What is needed here is an exact copy of all the records below.
*** Opening of Given data ***
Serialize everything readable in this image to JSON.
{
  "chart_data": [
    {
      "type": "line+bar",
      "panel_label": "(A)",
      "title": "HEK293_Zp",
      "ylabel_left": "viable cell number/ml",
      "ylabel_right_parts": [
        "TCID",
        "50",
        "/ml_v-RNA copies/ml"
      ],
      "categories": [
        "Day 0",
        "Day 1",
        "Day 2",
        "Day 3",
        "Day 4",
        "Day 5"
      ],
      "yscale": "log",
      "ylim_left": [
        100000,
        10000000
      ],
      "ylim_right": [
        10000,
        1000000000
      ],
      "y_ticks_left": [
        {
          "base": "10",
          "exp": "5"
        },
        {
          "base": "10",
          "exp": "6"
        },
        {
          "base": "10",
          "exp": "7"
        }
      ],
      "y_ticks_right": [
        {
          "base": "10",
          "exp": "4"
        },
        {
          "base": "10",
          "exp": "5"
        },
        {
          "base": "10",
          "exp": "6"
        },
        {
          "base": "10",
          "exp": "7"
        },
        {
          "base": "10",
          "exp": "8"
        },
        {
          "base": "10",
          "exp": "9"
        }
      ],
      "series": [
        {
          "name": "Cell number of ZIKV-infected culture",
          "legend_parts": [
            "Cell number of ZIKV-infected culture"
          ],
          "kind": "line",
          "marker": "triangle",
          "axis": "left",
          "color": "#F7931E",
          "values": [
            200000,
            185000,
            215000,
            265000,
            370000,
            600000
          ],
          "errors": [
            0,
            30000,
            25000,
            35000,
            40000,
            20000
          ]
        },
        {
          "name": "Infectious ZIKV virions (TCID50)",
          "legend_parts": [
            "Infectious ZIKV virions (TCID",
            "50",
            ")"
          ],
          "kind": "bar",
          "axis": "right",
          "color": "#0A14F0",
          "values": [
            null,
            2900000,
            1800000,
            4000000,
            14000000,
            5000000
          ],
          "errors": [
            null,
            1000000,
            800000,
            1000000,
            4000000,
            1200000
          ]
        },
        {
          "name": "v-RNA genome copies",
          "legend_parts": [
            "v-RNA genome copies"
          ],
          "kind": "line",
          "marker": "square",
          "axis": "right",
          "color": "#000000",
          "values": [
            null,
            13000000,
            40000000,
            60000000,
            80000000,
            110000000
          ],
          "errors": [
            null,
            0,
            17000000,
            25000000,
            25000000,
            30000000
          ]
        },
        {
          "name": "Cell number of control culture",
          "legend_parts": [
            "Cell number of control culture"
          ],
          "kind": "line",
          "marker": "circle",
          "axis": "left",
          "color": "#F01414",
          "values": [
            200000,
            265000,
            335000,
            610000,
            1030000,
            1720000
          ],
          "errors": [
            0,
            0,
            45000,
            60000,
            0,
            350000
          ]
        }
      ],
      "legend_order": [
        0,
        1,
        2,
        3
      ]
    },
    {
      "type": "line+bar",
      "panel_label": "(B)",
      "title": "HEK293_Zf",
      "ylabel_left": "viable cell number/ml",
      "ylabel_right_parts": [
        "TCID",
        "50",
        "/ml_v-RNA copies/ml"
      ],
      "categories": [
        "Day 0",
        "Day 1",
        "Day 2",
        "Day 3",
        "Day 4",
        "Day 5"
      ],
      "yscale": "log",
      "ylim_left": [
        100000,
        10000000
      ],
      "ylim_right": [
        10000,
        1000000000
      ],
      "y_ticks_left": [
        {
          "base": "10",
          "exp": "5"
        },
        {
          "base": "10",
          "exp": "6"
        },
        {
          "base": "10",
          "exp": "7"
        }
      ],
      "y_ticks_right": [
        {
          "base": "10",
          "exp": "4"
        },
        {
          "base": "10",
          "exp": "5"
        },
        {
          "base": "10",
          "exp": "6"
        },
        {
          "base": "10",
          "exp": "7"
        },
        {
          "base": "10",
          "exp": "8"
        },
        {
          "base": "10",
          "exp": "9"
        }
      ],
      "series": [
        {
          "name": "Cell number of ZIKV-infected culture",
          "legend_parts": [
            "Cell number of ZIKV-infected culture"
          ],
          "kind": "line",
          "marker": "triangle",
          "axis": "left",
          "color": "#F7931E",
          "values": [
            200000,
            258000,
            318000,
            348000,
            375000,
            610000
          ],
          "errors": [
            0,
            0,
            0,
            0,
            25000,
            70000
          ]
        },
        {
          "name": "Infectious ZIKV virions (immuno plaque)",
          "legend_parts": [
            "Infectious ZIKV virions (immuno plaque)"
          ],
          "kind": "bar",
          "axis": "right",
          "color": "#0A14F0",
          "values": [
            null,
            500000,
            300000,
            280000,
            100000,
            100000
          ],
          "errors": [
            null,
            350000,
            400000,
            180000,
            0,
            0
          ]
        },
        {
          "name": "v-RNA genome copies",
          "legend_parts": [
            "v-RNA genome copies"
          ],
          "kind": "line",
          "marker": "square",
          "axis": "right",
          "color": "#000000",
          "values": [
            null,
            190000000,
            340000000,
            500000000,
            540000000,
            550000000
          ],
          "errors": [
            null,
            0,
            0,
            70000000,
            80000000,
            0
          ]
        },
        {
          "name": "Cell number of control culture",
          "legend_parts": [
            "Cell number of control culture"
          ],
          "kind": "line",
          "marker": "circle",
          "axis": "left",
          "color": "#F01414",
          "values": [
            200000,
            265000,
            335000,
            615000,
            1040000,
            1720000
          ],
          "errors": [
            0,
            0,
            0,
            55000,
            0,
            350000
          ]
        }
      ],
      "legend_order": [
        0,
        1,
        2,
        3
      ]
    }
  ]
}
*** Close of Given data ***
■ Answer below
Serialize everything readable in this image to JSON.
{
  "chart_data": [
    {
      "type": "line+bar",
      "panel_label": "(A)",
      "title": "HEK293_Zp",
      "ylabel_left": "viable cell number/ml",
      "ylabel_right_parts": [
        "TCID",
        "50",
        "/ml_v-RNA copies/ml"
      ],
      "categories": [
        "Day 0",
        "Day 1",
        "Day 2",
        "Day 3",
        "Day 4",
        "Day 5"
      ],
      "yscale": "log",
      "ylim_left": [
        100000,
        10000000
      ],
      "ylim_right": [
        10000,
        1000000000
      ],
      "y_ticks_left": [
        {
          "base": "10",
          "exp": "5"
        },
        {
          "base": "10",
          "exp": "6"
        },
        {
          "base": "10",
          "exp": "7"
        }
      ],
      "y_ticks_right": [
        {
          "base": "10",
          "exp": "4"
        },
        {
          "base": "10",
          "exp": "5"
        },
        {
          "base": "10",
          "exp": "6"
        },
        {
          "base": "10",
          "exp": "7"
        },
        {
          "base": "10",
          "exp": "8"
        },
        {
          "base": "10",
          "exp": "9"
        }
      ],
      "series": [
        {
          "name": "Cell number of ZIKV-infected culture",
          "legend_parts": [
            "Cell number of ZIKV-infected culture"
          ],
          "kind": "line",
          "marker": "triangle",
          "axis": "left",
          "color": "#F7931E",
          "values": [
            200000,
            185000,
            215000,
            265000,
            370000,
            600000
          ],
          "errors": [
            0,
            30000,
            25000,
            35000,
            40000,
            20000
          ]
        },
        {
          "name": "Infectious ZIKV virions (TCID50)",
          "legend_parts": [
            "Infectious ZIKV virions (TCID",
            "50",
            ")"
          ],
          "kind": "bar",
          "axis": "right",
          "color": "#0A14F0",
          "values": [
            null,
            2900000,
            1800000,
            4000000,
            14000000,
            5000000
          ],
          "errors": [
            null,
            1000000,
            800000,
            1000000,
            4000000,
            1200000
          ]
        },
        {
          "name": "v-RNA genome copies",
          "legend_parts": [
            "v-RNA genome copies"
          ],
          "kind": "line",
          "marker": "square",
          "axis": "right",
          "color": "#000000",
          "values": [
            null,
            13000000,
            40000000,
            60000000,
            80000000,
            110000000
          ],
          "errors": [
            null,
            0,
            17000000,
            25000000,
            25000000,
            30000000
          ]
        },
        {
          "name": "Cell number of control culture",
          "legend_parts": [
            "Cell number of control culture"
          ],
          "kind": "line",
          "marker": "circle",
          "axis": "left",
          "color": "#F01414",
          "values": [
            200000,
            265000,
            335000,
            610000,
            1030000,
            1720000
          ],
          "errors": [
            0,
            0,
            45000,
            60000,
            0,
            350000
          ]
        }
      ],
      "legend_order": [
        0,
        1,
        2,
        3
      ]
    },
    {
      "type": "line+bar",
      "panel_label": "(B)",
      "title": "HEK293_Zf",
      "ylabel_left": "viable cell number/ml",
      "ylabel_right_parts": [
        "TCID",
        "50",
        "/ml_v-RNA copies/ml"
      ],
      "categories": [
        "Day 0",
        "Day 1",
        "Day 2",
        "Day 3",
        "Day 4",
        "Day 5"
      ],
      "yscale": "log",
      "ylim_left": [
        100000,
        10000000
      ],
      "ylim_right": [
        10000,
        1000000000
      ],
      "y_ticks_left": [
        {
          "base": "10",
          "exp": "5"
        },
        {
          "base": "10",
          "exp": "6"
        },
        {
          "base": "10",
          "exp": "7"
        }
      ],
      "y_ticks_right": [
        {
          "base": "10",
          "exp": "4"
        },
        {
          "base": "10",
          "exp": "5"
        },
        {
          "base": "10",
          "exp": "6"
        },
        {
          "base": "10",
          "exp": "7"
        },
        {
          "base": "10",
          "exp": "8"
        },
        {
          "base": "10",
          "exp": "9"
        }
      ],
      "series": [
        {
          "name": "Cell number of ZIKV-infected culture",
          "legend_parts": [
            "Cell number of ZIKV-infected culture"
          ],
          "kind": "line",
          "marker": "triangle",
          "axis": "left",
          "color": "#F7931E",
          "values": [
            200000,
            258000,
            318000,
            348000,
            375000,
            610000
          ],
          "errors": [
            0,
            0,
            0,
            0,
            25000,
            70000
          ]
        },
        {
          "name": "Infectious ZIKV virions (immuno plaque)",
          "legend_parts": [
            "Infectious ZIKV virions (immuno plaque)"
          ],
          "kind": "bar",
          "axis": "right",
          "color": "#0A14F0",
          "values": [
            null,
            500000,
            300000,
            280000,
            100000,
            100000
          ],
          "errors": [
            null,
            350000,
            400000,
            180000,
            0,
            0
          ]
        },
        {
          "name": "v-RNA genome copies",
          "legend_parts": [
            "v-RNA genome copies"
          ],
          "kind": "line",
          "marker": "square",
          "axis": "right",
          "color": "#000000",
          "values": [
            null,
            190000000,
            340000000,
            500000000,
            540000000,
            550000000
          ],
          "errors": [
            null,
            0,
            0,
            70000000,
            80000000,
            0
          ]
        },
        {
          "name": "Cell number of control culture",
          "legend_parts": [
            "Cell number of control culture"
          ],
          "kind": "line",
          "marker": "circle",
          "axis": "left",
          "color": "#F01414",
          "values": [
            200000,
            265000,
            335000,
            615000,
            1040000,
            1720000
          ],
          "errors": [
            0,
            0,
            0,
            55000,
            0,
            350000
          ]
        }
      ],
      "legend_order": [
        0,
        1,
        2,
        3
      ]
    }
  ]
}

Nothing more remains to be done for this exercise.